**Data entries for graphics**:
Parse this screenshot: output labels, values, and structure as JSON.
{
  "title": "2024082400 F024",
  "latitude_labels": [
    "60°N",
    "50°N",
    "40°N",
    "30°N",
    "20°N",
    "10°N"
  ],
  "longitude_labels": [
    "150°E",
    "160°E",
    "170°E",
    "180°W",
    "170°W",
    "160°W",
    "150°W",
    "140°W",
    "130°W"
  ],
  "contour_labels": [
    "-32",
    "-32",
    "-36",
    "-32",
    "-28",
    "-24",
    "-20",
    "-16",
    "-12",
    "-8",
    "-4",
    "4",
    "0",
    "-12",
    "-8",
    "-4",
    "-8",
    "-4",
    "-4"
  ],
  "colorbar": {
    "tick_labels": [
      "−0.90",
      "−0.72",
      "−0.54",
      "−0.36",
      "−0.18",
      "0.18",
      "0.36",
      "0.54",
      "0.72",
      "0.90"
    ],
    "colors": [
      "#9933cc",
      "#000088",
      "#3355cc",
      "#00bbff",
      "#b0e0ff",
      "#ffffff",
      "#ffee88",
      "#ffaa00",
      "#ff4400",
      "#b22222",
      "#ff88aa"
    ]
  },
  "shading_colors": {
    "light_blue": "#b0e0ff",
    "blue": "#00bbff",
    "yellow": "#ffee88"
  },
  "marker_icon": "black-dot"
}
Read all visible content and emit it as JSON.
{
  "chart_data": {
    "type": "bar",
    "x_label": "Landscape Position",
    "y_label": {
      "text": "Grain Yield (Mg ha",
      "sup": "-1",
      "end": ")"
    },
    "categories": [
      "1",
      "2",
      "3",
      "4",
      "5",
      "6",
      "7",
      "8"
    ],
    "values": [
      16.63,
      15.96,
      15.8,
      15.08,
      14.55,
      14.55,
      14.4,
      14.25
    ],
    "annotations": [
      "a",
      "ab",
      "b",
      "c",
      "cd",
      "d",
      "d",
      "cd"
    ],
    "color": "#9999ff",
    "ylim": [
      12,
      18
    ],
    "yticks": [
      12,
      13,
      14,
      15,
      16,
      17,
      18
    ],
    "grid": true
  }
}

**Task goal**:
The listing above should be transcribed in full, exactly as written.

**Full output**:
Parse this screenshot: output labels, values, and structure as JSON.
{
  "title": "2024082400 F024",
  "latitude_labels": [
    "60°N",
    "50°N",
    "40°N",
    "30°N",
    "20°N",
    "10°N"
  ],
  "longitude_labels": [
    "150°E",
    "160°E",
    "170°E",
    "180°W",
    "170°W",
    "160°W",
    "150°W",
    "140°W",
    "130°W"
  ],
  "contour_labels": [
    "-32",
    "-32",
    "-36",
    "-32",
    "-28",
    "-24",
    "-20",
    "-16",
    "-12",
    "-8",
    "-4",
    "4",
    "0",
    "-12",
    "-8",
    "-4",
    "-8",
    "-4",
    "-4"
  ],
  "colorbar": {
    "tick_labels": [
      "−0.90",
      "−0.72",
      "−0.54",
      "−0.36",
      "−0.18",
      "0.18",
      "0.36",
      "0.54",
      "0.72",
      "0.90"
    ],
    "colors": [
      "#9933cc",
      "#000088",
      "#3355cc",
      "#00bbff",
      "#b0e0ff",
      "#ffffff",
      "#ffee88",
      "#ffaa00",
      "#ff4400",
      "#b22222",
      "#ff88aa"
    ]
  },
  "shading_colors": {
    "light_blue": "#b0e0ff",
    "blue": "#00bbff",
    "yellow": "#ffee88"
  },
  "marker_icon": "black-dot"
}
Read all visible content and emit it as JSON.
{
  "chart_data": {
    "type": "bar",
    "x_label": "Landscape Position",
    "y_label": {
      "text": "Grain Yield (Mg ha",
      "sup": "-1",
      "end": ")"
    },
    "categories": [
      "1",
      "2",
      "3",
      "4",
      "5",
      "6",
      "7",
      "8"
    ],
    "values": [
      16.63,
      15.96,
      15.8,
      15.08,
      14.55,
      14.55,
      14.4,
      14.25
    ],
    "annotations": [
      "a",
      "ab",
      "b",
      "c",
      "cd",
      "d",
      "d",
      "cd"
    ],
    "color": "#9999ff",
    "ylim": [
      12,
      18
    ],
    "yticks": [
      12,
      13,
      14,
      15,
      16,
      17,
      18
    ],
    "grid": true
  }
}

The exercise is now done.